What is asked: Output the full listing below exactly, without the pictures.

<<<<

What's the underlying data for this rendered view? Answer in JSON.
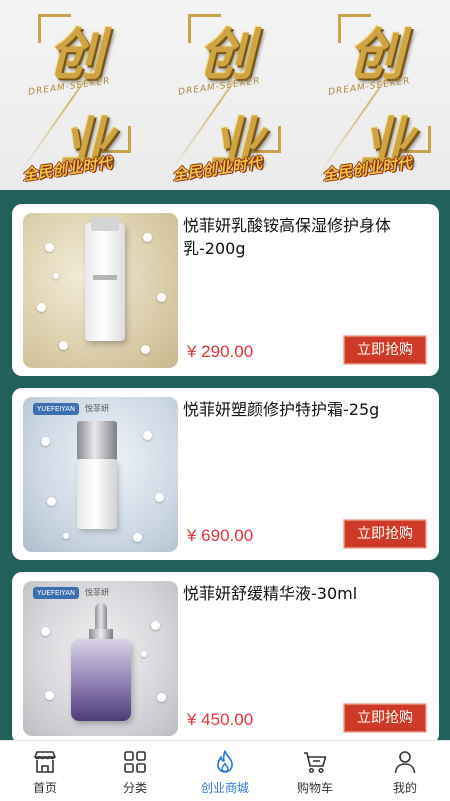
{
  "banner": {
    "tiles": [
      {
        "glyph_top": "创",
        "glyph_bottom": "业",
        "subtitle": "DREAM-SEEKER",
        "slogan": "全民创业时代"
      },
      {
        "glyph_top": "创",
        "glyph_bottom": "业",
        "subtitle": "DREAM-SEEKER",
        "slogan": "全民创业时代"
      },
      {
        "glyph_top": "创",
        "glyph_bottom": "业",
        "subtitle": "DREAM-SEEKER",
        "slogan": "全民创业时代"
      }
    ]
  },
  "products": [
    {
      "title": "悦菲妍乳酸铵高保湿修护身体乳-200g",
      "price": "¥ 290.00",
      "buy_label": "立即抢购",
      "chip": "",
      "brand": ""
    },
    {
      "title": "悦菲妍塑颜修护特护霜-25g",
      "price": "¥ 690.00",
      "buy_label": "立即抢购",
      "chip": "YUEFEIYAN",
      "brand": "悦菲妍"
    },
    {
      "title": "悦菲妍舒缓精华液-30ml",
      "price": "¥ 450.00",
      "buy_label": "立即抢购",
      "chip": "YUEFEIYAN",
      "brand": "悦菲妍"
    }
  ],
  "nav": {
    "items": [
      {
        "label": "首页",
        "icon": "store-icon"
      },
      {
        "label": "分类",
        "icon": "grid-icon"
      },
      {
        "label": "创业商城",
        "icon": "flame-icon"
      },
      {
        "label": "购物车",
        "icon": "cart-icon"
      },
      {
        "label": "我的",
        "icon": "user-icon"
      }
    ],
    "active_index": 2,
    "active_color": "#2f7bd3"
  },
  "colors": {
    "background": "#23625c",
    "buy_button": "#cd3a28",
    "price": "#e0353a"
  }
}
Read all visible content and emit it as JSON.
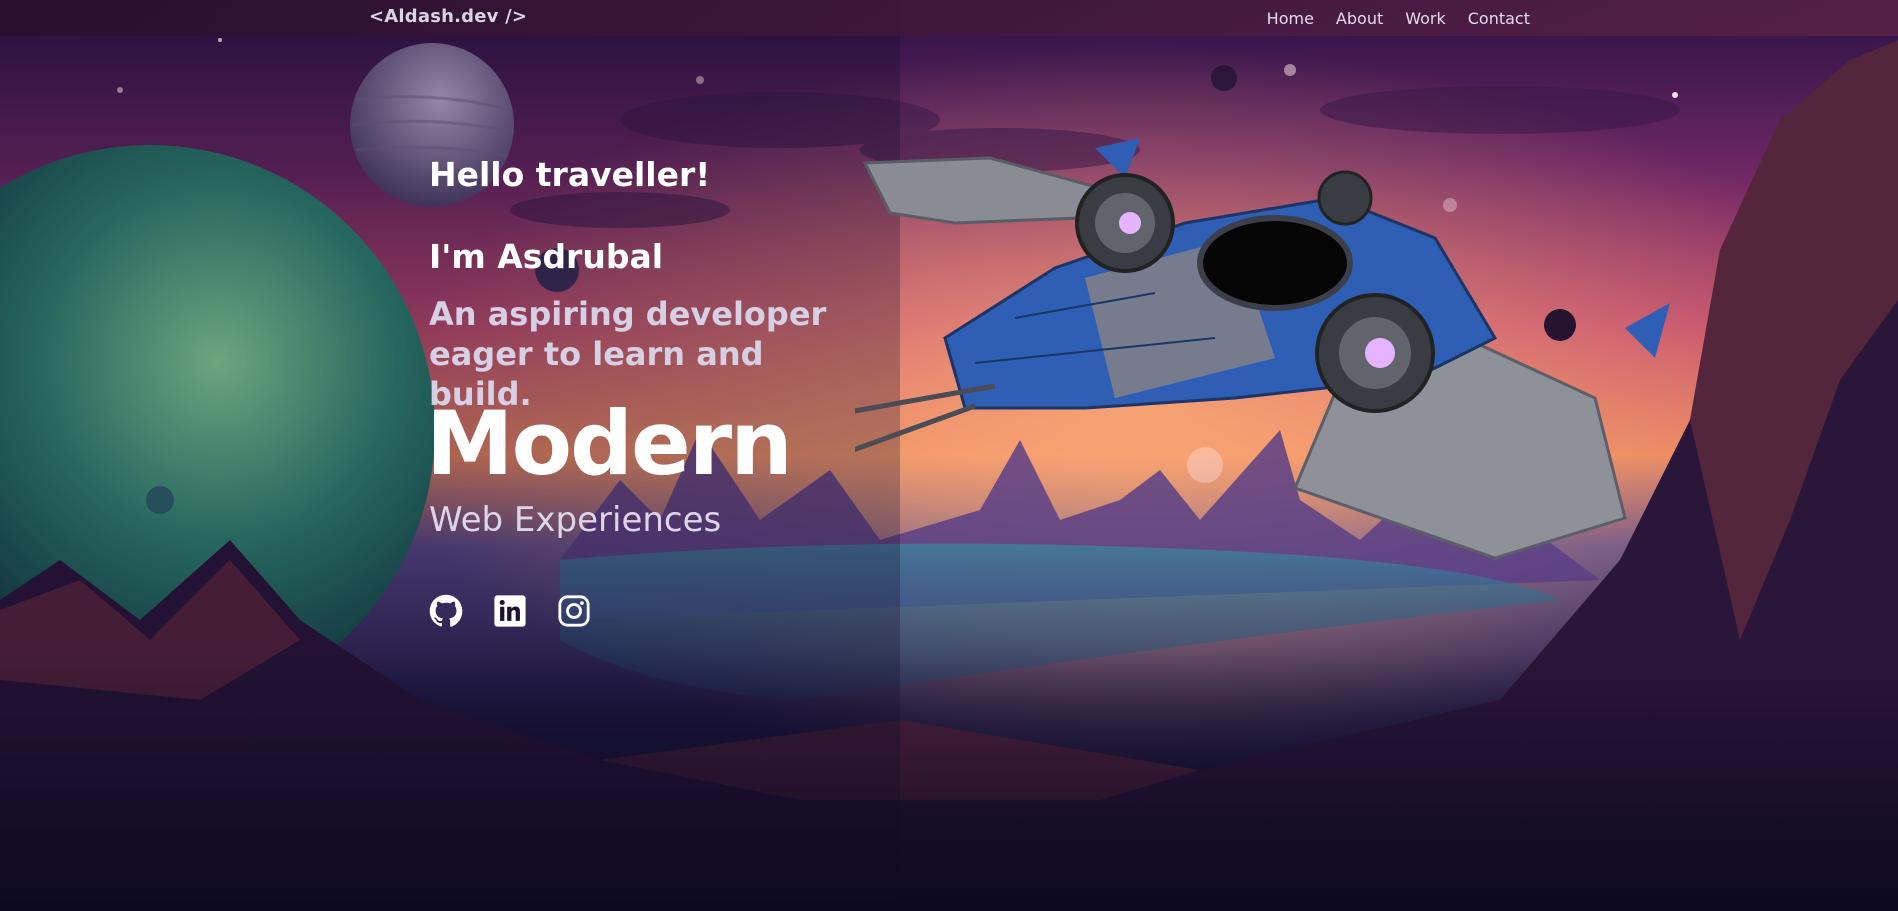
{
  "navbar": {
    "logo": "<Aldash.dev />",
    "links": [
      {
        "label": "Home"
      },
      {
        "label": "About"
      },
      {
        "label": "Work"
      },
      {
        "label": "Contact"
      }
    ]
  },
  "hero": {
    "greeting": "Hello traveller!",
    "intro": "I'm Asdrubal",
    "tagline_line1": "An aspiring developer",
    "tagline_line2": "eager to learn and build.",
    "headline": "Modern",
    "subheadline": "Web Experiences"
  },
  "socials": [
    {
      "icon": "github-icon"
    },
    {
      "icon": "linkedin-icon"
    },
    {
      "icon": "instagram-icon"
    }
  ],
  "colors": {
    "text_primary": "#ffffff",
    "text_muted": "#d7cfe4",
    "sky_orange": "#f08a5d",
    "sky_magenta": "#b83b7a",
    "ship_blue": "#2f5fb5",
    "planet_green": "#3aa57a"
  }
}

>>>>

Written response:
What's the underlying data for this rendered view? Answer in JSON.
{
  "banner": {
    "tiles": [
      {
        "glyph_top": "创",
        "glyph_bottom": "业",
        "subtitle": "DREAM-SEEKER",
        "slogan": "全民创业时代"
      },
      {
        "glyph_top": "创",
        "glyph_bottom": "业",
        "subtitle": "DREAM-SEEKER",
        "slogan": "全民创业时代"
      },
      {
        "glyph_top": "创",
        "glyph_bottom": "业",
        "subtitle": "DREAM-SEEKER",
        "slogan": "全民创业时代"
      }
    ]
  },
  "products": [
    {
      "title": "悦菲妍乳酸铵高保湿修护身体乳-200g",
      "price": "¥ 290.00",
      "buy_label": "立即抢购",
      "chip": "",
      "brand": ""
    },
    {
      "title": "悦菲妍塑颜修护特护霜-25g",
      "price": "¥ 690.00",
      "buy_label": "立即抢购",
      "chip": "YUEFEIYAN",
      "brand": "悦菲妍"
    },
    {
      "title": "悦菲妍舒缓精华液-30ml",
      "price": "¥ 450.00",
      "buy_label": "立即抢购",
      "chip": "YUEFEIYAN",
      "brand": "悦菲妍"
    }
  ],
  "nav": {
    "items": [
      {
        "label": "首页",
        "icon": "store-icon"
      },
      {
        "label": "分类",
        "icon": "grid-icon"
      },
      {
        "label": "创业商城",
        "icon": "flame-icon"
      },
      {
        "label": "购物车",
        "icon": "cart-icon"
      },
      {
        "label": "我的",
        "icon": "user-icon"
      }
    ],
    "active_index": 2,
    "active_color": "#2f7bd3"
  },
  "colors": {
    "background": "#23625c",
    "buy_button": "#cd3a28",
    "price": "#e0353a"
  }
}
Read all visible content and emit it as JSON.
{
  "navbar": {
    "logo": "<Aldash.dev />",
    "links": [
      {
        "label": "Home"
      },
      {
        "label": "About"
      },
      {
        "label": "Work"
      },
      {
        "label": "Contact"
      }
    ]
  },
  "hero": {
    "greeting": "Hello traveller!",
    "intro": "I'm Asdrubal",
    "tagline_line1": "An aspiring developer",
    "tagline_line2": "eager to learn and build.",
    "headline": "Modern",
    "subheadline": "Web Experiences"
  },
  "socials": [
    {
      "icon": "github-icon"
    },
    {
      "icon": "linkedin-icon"
    },
    {
      "icon": "instagram-icon"
    }
  ],
  "colors": {
    "text_primary": "#ffffff",
    "text_muted": "#d7cfe4",
    "sky_orange": "#f08a5d",
    "sky_magenta": "#b83b7a",
    "ship_blue": "#2f5fb5",
    "planet_green": "#3aa57a"
  }
}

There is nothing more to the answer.